Recorded data:
■ ■ ■ ■

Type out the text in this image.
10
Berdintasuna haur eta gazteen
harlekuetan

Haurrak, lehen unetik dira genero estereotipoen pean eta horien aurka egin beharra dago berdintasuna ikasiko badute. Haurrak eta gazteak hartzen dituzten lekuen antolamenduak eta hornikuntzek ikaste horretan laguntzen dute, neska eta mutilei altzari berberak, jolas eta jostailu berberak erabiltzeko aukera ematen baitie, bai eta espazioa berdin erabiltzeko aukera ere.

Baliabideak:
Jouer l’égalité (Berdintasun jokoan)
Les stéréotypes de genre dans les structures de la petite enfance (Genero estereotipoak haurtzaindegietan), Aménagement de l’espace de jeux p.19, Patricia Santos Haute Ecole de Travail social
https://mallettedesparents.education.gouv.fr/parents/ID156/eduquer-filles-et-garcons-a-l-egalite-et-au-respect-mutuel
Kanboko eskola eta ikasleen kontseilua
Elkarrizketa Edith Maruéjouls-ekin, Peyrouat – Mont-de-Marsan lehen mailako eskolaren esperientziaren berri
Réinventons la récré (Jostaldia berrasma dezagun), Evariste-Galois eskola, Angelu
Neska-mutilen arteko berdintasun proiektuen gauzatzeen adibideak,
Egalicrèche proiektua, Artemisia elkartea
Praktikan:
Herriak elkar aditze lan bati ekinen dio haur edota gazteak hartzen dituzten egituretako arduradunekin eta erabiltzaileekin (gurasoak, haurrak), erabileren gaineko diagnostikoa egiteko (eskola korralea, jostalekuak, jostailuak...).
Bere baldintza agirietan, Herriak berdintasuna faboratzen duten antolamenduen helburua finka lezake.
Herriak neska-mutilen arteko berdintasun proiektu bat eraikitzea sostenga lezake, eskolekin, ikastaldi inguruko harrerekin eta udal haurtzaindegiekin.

■ ■ ■ ■

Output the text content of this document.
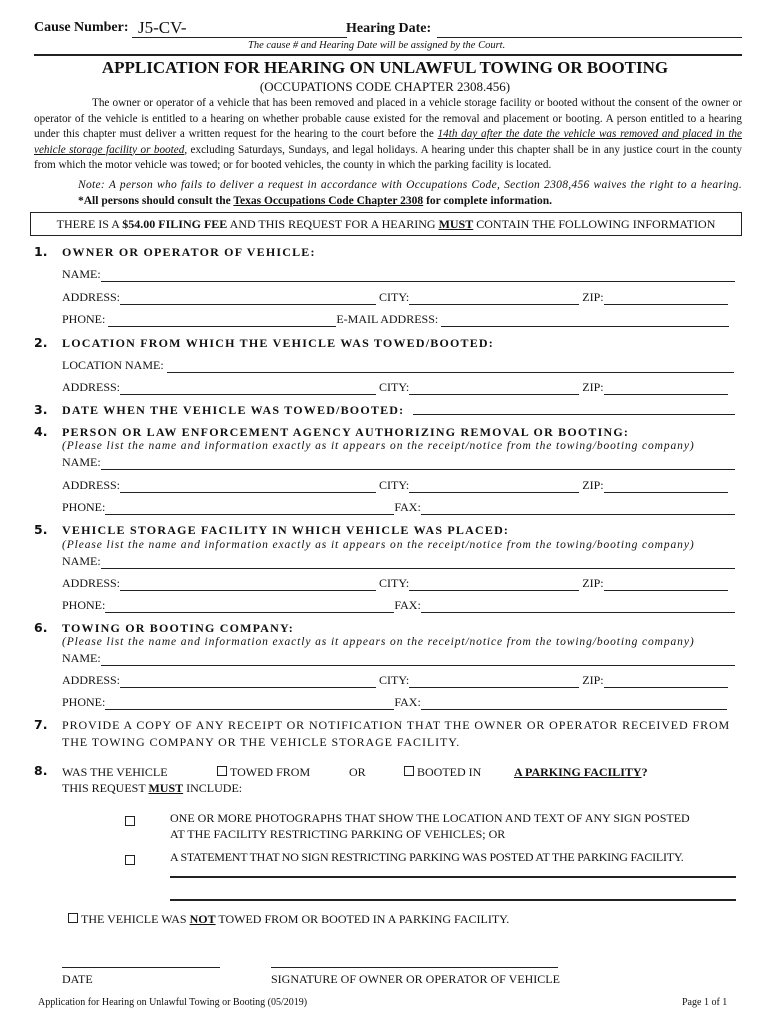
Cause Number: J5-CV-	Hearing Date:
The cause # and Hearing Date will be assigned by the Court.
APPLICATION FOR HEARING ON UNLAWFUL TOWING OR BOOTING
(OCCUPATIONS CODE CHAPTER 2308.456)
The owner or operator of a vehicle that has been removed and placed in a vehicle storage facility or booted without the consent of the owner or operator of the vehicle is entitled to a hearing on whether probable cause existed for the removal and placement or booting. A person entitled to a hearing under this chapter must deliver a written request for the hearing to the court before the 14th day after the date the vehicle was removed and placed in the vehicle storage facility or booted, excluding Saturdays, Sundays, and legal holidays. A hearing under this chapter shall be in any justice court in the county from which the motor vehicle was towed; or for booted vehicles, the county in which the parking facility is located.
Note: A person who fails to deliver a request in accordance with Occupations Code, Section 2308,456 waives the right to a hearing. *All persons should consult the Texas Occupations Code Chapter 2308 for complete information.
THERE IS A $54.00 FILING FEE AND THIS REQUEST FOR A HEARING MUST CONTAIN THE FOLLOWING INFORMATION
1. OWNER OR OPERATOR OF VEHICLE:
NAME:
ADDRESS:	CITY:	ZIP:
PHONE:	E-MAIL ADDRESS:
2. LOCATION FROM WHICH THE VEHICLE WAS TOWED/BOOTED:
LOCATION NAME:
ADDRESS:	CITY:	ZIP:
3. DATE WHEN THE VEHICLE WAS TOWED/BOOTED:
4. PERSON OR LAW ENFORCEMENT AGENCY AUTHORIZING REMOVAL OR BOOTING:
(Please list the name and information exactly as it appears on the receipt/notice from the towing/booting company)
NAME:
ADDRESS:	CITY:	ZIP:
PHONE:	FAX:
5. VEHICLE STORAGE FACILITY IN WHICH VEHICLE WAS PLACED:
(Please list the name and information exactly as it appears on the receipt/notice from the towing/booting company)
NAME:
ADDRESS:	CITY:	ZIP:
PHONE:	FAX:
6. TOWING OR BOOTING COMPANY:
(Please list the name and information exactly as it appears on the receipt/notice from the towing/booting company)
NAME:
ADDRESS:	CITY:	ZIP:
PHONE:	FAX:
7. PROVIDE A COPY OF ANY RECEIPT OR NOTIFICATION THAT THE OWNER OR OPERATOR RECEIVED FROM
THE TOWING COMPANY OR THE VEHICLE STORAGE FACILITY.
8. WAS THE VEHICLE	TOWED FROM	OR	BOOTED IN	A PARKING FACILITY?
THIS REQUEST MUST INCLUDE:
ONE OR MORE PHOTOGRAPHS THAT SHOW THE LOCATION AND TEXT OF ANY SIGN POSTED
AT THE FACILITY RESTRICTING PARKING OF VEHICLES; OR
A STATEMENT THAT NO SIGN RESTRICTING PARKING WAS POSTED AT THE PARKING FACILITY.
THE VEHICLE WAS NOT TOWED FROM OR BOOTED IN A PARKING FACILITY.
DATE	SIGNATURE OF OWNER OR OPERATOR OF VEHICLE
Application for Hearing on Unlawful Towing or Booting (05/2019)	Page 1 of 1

■ ■ ■ ■

Given instruction
Copy out each line of the listing that holds "POSTED".

Answer in full
ONE OR MORE PHOTOGRAPHS THAT SHOW THE LOCATION AND TEXT OF ANY SIGN POSTED
A STATEMENT THAT NO SIGN RESTRICTING PARKING WAS POSTED AT THE PARKING FACILITY.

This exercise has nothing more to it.